■ Description of the task: Repeat the lines below exactly as they appear, but leave out the images.

==============================

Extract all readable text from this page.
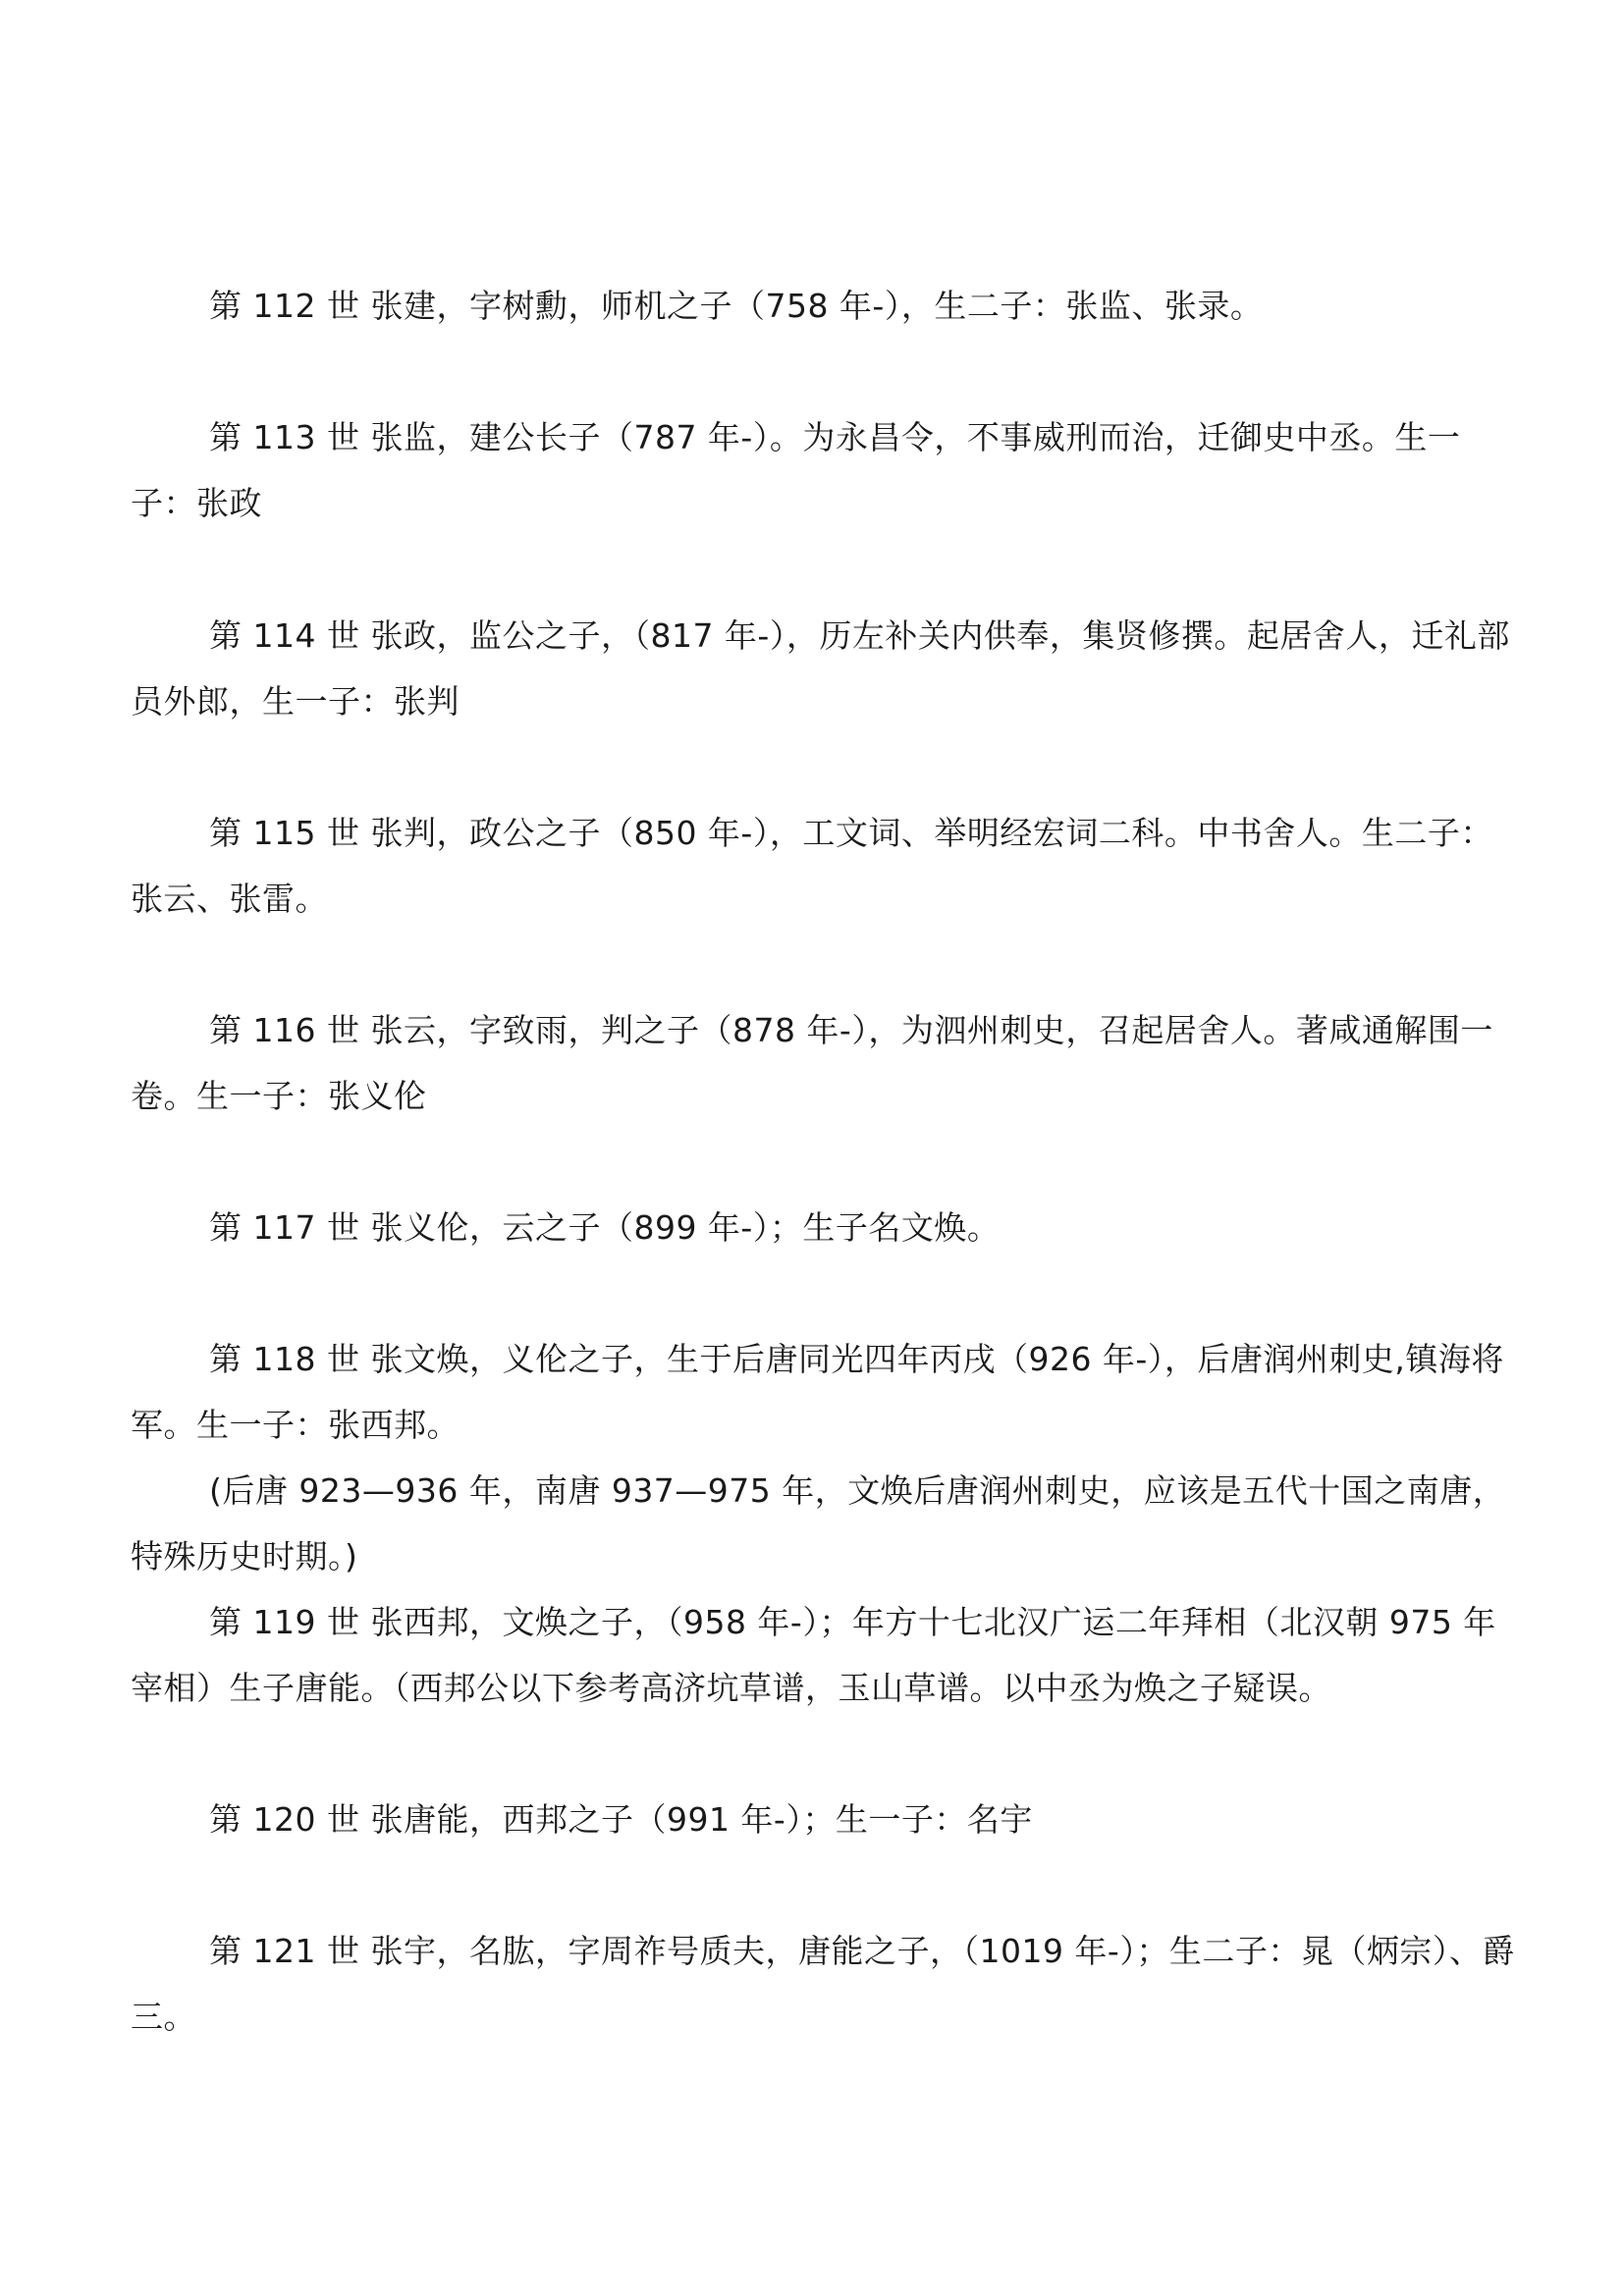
第 112 世 张建，字树勳，师机之子（758 年-），生二子：张监、张录。

第 113 世 张监，建公长子（787 年-）。为永昌令，不事威刑而治，迁御史中丞。生一子：张政

第 114 世 张政，监公之子，（817 年-），历左补关内供奉，集贤修撰。起居舍人，迁礼部员外郎，生一子：张判

第 115 世 张判，政公之子（850 年-），工文词、举明经宏词二科。中书舍人。生二子：张云、张雷。

第 116 世 张云，字致雨，判之子（878 年-），为泗州刺史，召起居舍人。著咸通解围一卷。生一子：张义伦

第 117 世 张义伦，云之子（899 年-）；生子名文焕。

第 118 世 张文焕，义伦之子，生于后唐同光四年丙戌（926 年-），后唐润州刺史,镇海将军。生一子：张西邦。

(后唐 923—936 年，南唐 937—975 年，文焕后唐润州刺史，应该是五代十国之南唐，特殊历史时期。)

第 119 世 张西邦，文焕之子，（958 年-）；年方十七北汉广运二年拜相（北汉朝 975 年宰相）生子唐能。（西邦公以下参考高济坑草谱，玉山草谱。以中丞为焕之子疑误。

第 120 世 张唐能，西邦之子（991 年-）；生一子：名宇

第 121 世 张宇，名肱，字周祚号质夫，唐能之子，（1019 年-）；生二子：晁（炳宗）、爵三。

==============================

■ Result of the exercise:
Extract all readable text from this page.
第 112 世 张建，字树勳，师机之子（758 年-），生二子：张监、张录。

第 113 世 张监，建公长子（787 年-）。为永昌令，不事威刑而治，迁御史中丞。生一子：张政

第 114 世 张政，监公之子，（817 年-），历左补关内供奉，集贤修撰。起居舍人，迁礼部员外郎，生一子：张判

第 115 世 张判，政公之子（850 年-），工文词、举明经宏词二科。中书舍人。生二子：张云、张雷。

第 116 世 张云，字致雨，判之子（878 年-），为泗州刺史，召起居舍人。著咸通解围一卷。生一子：张义伦

第 117 世 张义伦，云之子（899 年-）；生子名文焕。

第 118 世 张文焕，义伦之子，生于后唐同光四年丙戌（926 年-），后唐润州刺史,镇海将军。生一子：张西邦。

(后唐 923—936 年，南唐 937—975 年，文焕后唐润州刺史，应该是五代十国之南唐，特殊历史时期。)

第 119 世 张西邦，文焕之子，（958 年-）；年方十七北汉广运二年拜相（北汉朝 975 年宰相）生子唐能。（西邦公以下参考高济坑草谱，玉山草谱。以中丞为焕之子疑误。

第 120 世 张唐能，西邦之子（991 年-）；生一子：名宇

第 121 世 张宇，名肱，字周祚号质夫，唐能之子，（1019 年-）；生二子：晁（炳宗）、爵三。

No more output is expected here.